Task directions: Check every line below for the word "fantasy" and copy the ones that have it.

Data for processing:
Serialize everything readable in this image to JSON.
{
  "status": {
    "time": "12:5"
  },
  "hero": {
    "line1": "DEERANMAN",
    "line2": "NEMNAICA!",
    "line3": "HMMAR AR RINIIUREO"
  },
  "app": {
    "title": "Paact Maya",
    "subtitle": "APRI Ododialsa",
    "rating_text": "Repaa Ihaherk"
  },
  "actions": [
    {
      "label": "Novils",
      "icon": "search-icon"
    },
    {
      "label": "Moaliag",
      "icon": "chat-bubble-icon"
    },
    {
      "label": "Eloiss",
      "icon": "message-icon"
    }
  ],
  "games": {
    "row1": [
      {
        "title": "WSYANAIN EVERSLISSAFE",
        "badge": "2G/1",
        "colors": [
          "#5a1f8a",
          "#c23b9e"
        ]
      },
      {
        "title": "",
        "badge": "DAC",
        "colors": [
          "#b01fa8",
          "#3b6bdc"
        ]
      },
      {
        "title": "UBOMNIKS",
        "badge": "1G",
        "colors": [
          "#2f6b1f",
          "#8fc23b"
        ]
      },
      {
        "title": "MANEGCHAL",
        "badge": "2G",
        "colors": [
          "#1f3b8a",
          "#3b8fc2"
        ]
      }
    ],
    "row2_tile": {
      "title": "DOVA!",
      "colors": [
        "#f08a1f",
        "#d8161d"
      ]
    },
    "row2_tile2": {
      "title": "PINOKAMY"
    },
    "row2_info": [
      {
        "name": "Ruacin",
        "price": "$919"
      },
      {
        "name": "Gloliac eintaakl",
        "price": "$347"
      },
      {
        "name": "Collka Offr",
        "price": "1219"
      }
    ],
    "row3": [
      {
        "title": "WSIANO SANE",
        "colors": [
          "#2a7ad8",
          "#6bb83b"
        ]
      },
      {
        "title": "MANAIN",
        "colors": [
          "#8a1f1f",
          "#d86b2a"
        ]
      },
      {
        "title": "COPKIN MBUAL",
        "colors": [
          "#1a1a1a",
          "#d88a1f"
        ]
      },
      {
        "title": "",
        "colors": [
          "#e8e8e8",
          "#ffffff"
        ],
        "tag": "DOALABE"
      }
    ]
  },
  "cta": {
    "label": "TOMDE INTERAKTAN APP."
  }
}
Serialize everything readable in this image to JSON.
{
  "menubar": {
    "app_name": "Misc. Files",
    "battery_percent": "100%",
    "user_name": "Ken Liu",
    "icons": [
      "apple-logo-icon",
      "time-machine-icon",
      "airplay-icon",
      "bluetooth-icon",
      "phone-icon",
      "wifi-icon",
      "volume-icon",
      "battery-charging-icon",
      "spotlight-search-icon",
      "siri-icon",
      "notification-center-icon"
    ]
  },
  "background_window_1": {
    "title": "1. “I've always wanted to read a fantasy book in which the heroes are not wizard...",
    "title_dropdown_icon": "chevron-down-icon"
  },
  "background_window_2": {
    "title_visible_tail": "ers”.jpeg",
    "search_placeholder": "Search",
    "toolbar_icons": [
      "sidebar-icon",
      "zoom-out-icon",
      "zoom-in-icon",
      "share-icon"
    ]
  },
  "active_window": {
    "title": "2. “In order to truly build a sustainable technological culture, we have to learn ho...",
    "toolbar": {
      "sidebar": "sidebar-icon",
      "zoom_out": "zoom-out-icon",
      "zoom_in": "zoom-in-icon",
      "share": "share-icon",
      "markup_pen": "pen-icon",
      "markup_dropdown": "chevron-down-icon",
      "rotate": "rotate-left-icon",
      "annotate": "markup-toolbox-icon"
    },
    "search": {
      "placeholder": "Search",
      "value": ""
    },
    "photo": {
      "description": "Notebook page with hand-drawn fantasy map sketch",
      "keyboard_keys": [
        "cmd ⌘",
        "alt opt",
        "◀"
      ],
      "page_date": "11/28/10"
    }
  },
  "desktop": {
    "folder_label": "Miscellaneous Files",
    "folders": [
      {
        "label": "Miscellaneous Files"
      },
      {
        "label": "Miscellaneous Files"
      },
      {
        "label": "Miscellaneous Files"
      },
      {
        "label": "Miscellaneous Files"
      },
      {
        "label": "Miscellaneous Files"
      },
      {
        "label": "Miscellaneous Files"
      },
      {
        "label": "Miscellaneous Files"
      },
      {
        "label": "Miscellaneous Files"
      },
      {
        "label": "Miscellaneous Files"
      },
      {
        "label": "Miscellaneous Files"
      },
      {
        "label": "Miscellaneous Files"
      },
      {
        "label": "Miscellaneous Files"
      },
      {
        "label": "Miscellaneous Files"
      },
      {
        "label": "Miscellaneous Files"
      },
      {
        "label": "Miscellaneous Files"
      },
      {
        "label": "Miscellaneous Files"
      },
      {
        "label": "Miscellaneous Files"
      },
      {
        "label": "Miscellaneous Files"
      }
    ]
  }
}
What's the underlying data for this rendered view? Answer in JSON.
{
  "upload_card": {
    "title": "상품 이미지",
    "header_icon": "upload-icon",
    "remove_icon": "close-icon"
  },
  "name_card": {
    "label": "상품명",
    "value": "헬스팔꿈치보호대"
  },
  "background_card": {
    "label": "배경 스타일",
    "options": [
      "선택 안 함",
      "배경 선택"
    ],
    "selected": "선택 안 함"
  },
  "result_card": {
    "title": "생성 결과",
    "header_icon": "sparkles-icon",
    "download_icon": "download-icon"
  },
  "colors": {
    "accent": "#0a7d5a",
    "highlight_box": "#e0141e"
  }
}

Answer to this problem:
    "title": "1. “I've always wanted to read a fantasy book in which the heroes are not wizard...",
      "description": "Notebook page with hand-drawn fantasy map sketch",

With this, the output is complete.